**Task requirements**
Reproduce the lines below word for word, omitting the pictures from your answer.

.....

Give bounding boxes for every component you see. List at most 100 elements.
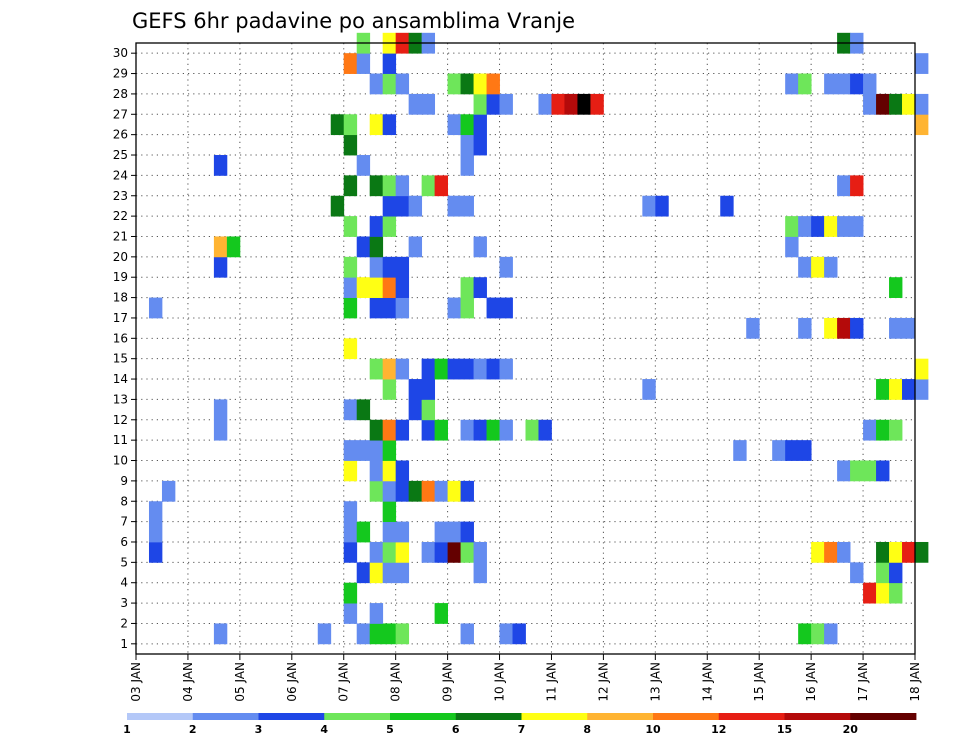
precip-cell: [902, 379, 916, 400]
precip-cell: [395, 419, 410, 441]
precip-cell: [421, 358, 436, 380]
precip-cell: [824, 73, 838, 95]
x-tick-label: 07 JAN: [337, 662, 351, 702]
precip-cell: [460, 73, 474, 95]
precip-cell: [421, 93, 436, 115]
precip-cell: [824, 317, 838, 339]
precip-cell: [473, 419, 487, 441]
colorbar-swatch: [455, 713, 522, 720]
precip-cell: [395, 521, 410, 543]
precip-cell: [473, 134, 487, 156]
precip-cell: [876, 562, 890, 584]
precip-cell: [382, 114, 397, 136]
precip-cell: [915, 541, 929, 563]
precip-cell: [382, 297, 397, 319]
precip-cell: [902, 93, 916, 115]
precip-cell: [876, 379, 890, 400]
precip-cell: [473, 73, 487, 95]
precip-cell: [889, 317, 903, 339]
precip-cell: [343, 399, 358, 421]
precip-cell: [811, 216, 825, 237]
precip-cell: [382, 256, 397, 278]
precip-cell: [148, 541, 163, 563]
precip-cell: [330, 114, 345, 136]
x-tick-label: 09 JAN: [441, 662, 455, 702]
precip-cell: [460, 134, 474, 156]
precip-cell: [486, 73, 500, 95]
colorbar-label: 6: [452, 723, 460, 736]
x-tick-label: 08 JAN: [389, 662, 403, 702]
precip-cell: [447, 521, 461, 543]
precip-cell: [486, 93, 500, 115]
precip-cell: [473, 277, 487, 298]
precip-cell: [382, 277, 397, 298]
precip-cell: [421, 175, 436, 197]
precip-cell: [915, 358, 929, 380]
precip-cell: [369, 562, 384, 584]
precip-cell: [538, 93, 552, 115]
colorbar-swatch: [718, 713, 785, 720]
precip-cell: [499, 623, 513, 645]
colorbar-swatch: [850, 713, 917, 720]
y-tick-label: 21: [113, 229, 128, 243]
precip-cell: [408, 195, 423, 217]
precip-cell: [902, 541, 916, 563]
colorbar-label: 15: [777, 723, 792, 736]
precip-cell: [356, 521, 371, 543]
precip-cell: [317, 623, 332, 645]
y-tick-label: 10: [113, 454, 128, 468]
precip-cell: [343, 277, 358, 298]
precip-cell: [889, 379, 903, 400]
precip-cell: [460, 358, 474, 380]
y-tick-label: 6: [120, 535, 128, 549]
precip-cell: [499, 419, 513, 441]
precip-cell: [356, 562, 371, 584]
precip-cell: [889, 277, 903, 298]
precip-cell: [785, 73, 799, 95]
precip-cell: [343, 216, 358, 237]
precip-cell: [369, 256, 384, 278]
precip-cell: [863, 419, 877, 441]
precip-cell: [382, 53, 397, 74]
precip-cell: [460, 480, 474, 502]
y-tick-label: 13: [113, 392, 128, 406]
precip-cell: [915, 93, 929, 115]
precip-cell: [369, 175, 384, 197]
precip-cell: [473, 358, 487, 380]
y-tick-label: 8: [120, 494, 128, 508]
precip-cell: [395, 73, 410, 95]
precip-cell: [382, 440, 397, 461]
precip-cell: [343, 603, 358, 624]
precip-cell: [902, 317, 916, 339]
precip-cell: [213, 399, 228, 421]
precip-cell: [395, 541, 410, 563]
precip-cell: [876, 419, 890, 441]
precip-cell: [447, 73, 461, 95]
precip-cell: [746, 317, 760, 339]
precip-cell: [382, 541, 397, 563]
precip-cell: [837, 460, 851, 482]
precip-cell: [564, 93, 578, 115]
x-tick-label: 12 JAN: [596, 662, 610, 702]
y-tick-label: 9: [120, 474, 128, 488]
y-tick-label: 25: [113, 148, 128, 162]
precip-cell: [473, 541, 487, 563]
precip-cell: [798, 623, 812, 645]
precip-cell: [343, 440, 358, 461]
precip-cell: [811, 623, 825, 645]
precip-cell: [382, 480, 397, 502]
precip-cell: [343, 582, 358, 604]
precip-cell: [213, 155, 228, 176]
precip-cell: [382, 623, 397, 645]
precip-cell: [148, 297, 163, 319]
precip-cell: [369, 114, 384, 136]
colorbar-label: 12: [711, 723, 726, 736]
y-tick-label: 26: [113, 128, 128, 142]
precip-cell: [434, 480, 448, 502]
chart-title: GEFS 6hr padavine po ansamblima Vranje: [132, 9, 575, 33]
precip-cell: [356, 399, 371, 421]
precip-cell: [460, 114, 474, 136]
precip-cell: [343, 134, 358, 156]
precip-cell: [460, 297, 474, 319]
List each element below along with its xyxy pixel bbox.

.....

**Task solution**
Give bounding boxes for every component you see. List at most 100 elements.
precip-cell: [902, 379, 916, 400]
precip-cell: [395, 419, 410, 441]
precip-cell: [421, 358, 436, 380]
precip-cell: [824, 73, 838, 95]
x-tick-label: 07 JAN: [337, 662, 351, 702]
precip-cell: [460, 73, 474, 95]
precip-cell: [421, 93, 436, 115]
precip-cell: [824, 317, 838, 339]
precip-cell: [473, 419, 487, 441]
colorbar-swatch: [455, 713, 522, 720]
precip-cell: [395, 521, 410, 543]
precip-cell: [473, 134, 487, 156]
precip-cell: [876, 562, 890, 584]
precip-cell: [382, 114, 397, 136]
precip-cell: [915, 541, 929, 563]
precip-cell: [382, 297, 397, 319]
precip-cell: [902, 93, 916, 115]
precip-cell: [876, 379, 890, 400]
precip-cell: [473, 73, 487, 95]
precip-cell: [889, 317, 903, 339]
precip-cell: [343, 399, 358, 421]
precip-cell: [811, 216, 825, 237]
precip-cell: [382, 256, 397, 278]
precip-cell: [148, 541, 163, 563]
precip-cell: [330, 114, 345, 136]
x-tick-label: 09 JAN: [441, 662, 455, 702]
precip-cell: [460, 134, 474, 156]
precip-cell: [486, 73, 500, 95]
colorbar-label: 6: [452, 723, 460, 736]
x-tick-label: 08 JAN: [389, 662, 403, 702]
precip-cell: [447, 521, 461, 543]
precip-cell: [486, 93, 500, 115]
precip-cell: [473, 277, 487, 298]
precip-cell: [382, 277, 397, 298]
precip-cell: [421, 175, 436, 197]
precip-cell: [915, 358, 929, 380]
precip-cell: [369, 562, 384, 584]
precip-cell: [538, 93, 552, 115]
colorbar-swatch: [718, 713, 785, 720]
precip-cell: [499, 623, 513, 645]
colorbar-swatch: [850, 713, 917, 720]
y-tick-label: 21: [113, 229, 128, 243]
precip-cell: [408, 195, 423, 217]
precip-cell: [902, 541, 916, 563]
colorbar-label: 15: [777, 723, 792, 736]
precip-cell: [356, 521, 371, 543]
precip-cell: [317, 623, 332, 645]
y-tick-label: 10: [113, 454, 128, 468]
precip-cell: [343, 277, 358, 298]
precip-cell: [889, 379, 903, 400]
precip-cell: [460, 358, 474, 380]
y-tick-label: 6: [120, 535, 128, 549]
precip-cell: [499, 419, 513, 441]
precip-cell: [356, 562, 371, 584]
precip-cell: [889, 277, 903, 298]
precip-cell: [785, 73, 799, 95]
precip-cell: [343, 216, 358, 237]
precip-cell: [369, 256, 384, 278]
precip-cell: [863, 419, 877, 441]
precip-cell: [382, 53, 397, 74]
precip-cell: [460, 480, 474, 502]
y-tick-label: 13: [113, 392, 128, 406]
precip-cell: [915, 93, 929, 115]
precip-cell: [369, 175, 384, 197]
precip-cell: [473, 358, 487, 380]
y-tick-label: 8: [120, 494, 128, 508]
precip-cell: [395, 73, 410, 95]
precip-cell: [382, 440, 397, 461]
precip-cell: [343, 603, 358, 624]
precip-cell: [902, 317, 916, 339]
precip-cell: [213, 399, 228, 421]
precip-cell: [395, 541, 410, 563]
precip-cell: [876, 419, 890, 441]
precip-cell: [447, 73, 461, 95]
precip-cell: [746, 317, 760, 339]
precip-cell: [382, 541, 397, 563]
precip-cell: [837, 460, 851, 482]
precip-cell: [564, 93, 578, 115]
x-tick-label: 12 JAN: [596, 662, 610, 702]
y-tick-label: 9: [120, 474, 128, 488]
y-tick-label: 25: [113, 148, 128, 162]
precip-cell: [473, 541, 487, 563]
precip-cell: [798, 623, 812, 645]
precip-cell: [343, 440, 358, 461]
precip-cell: [811, 623, 825, 645]
precip-cell: [382, 480, 397, 502]
precip-cell: [343, 582, 358, 604]
precip-cell: [213, 155, 228, 176]
precip-cell: [382, 623, 397, 645]
precip-cell: [148, 297, 163, 319]
precip-cell: [369, 114, 384, 136]
colorbar-label: 12: [711, 723, 726, 736]
y-tick-label: 26: [113, 128, 128, 142]
precip-cell: [434, 480, 448, 502]
chart-title: GEFS 6hr padavine po ansamblima Vranje: [132, 9, 575, 33]
precip-cell: [356, 399, 371, 421]
precip-cell: [460, 114, 474, 136]
precip-cell: [343, 134, 358, 156]
precip-cell: [460, 297, 474, 319]
List each element below along with its xyxy pixel bbox.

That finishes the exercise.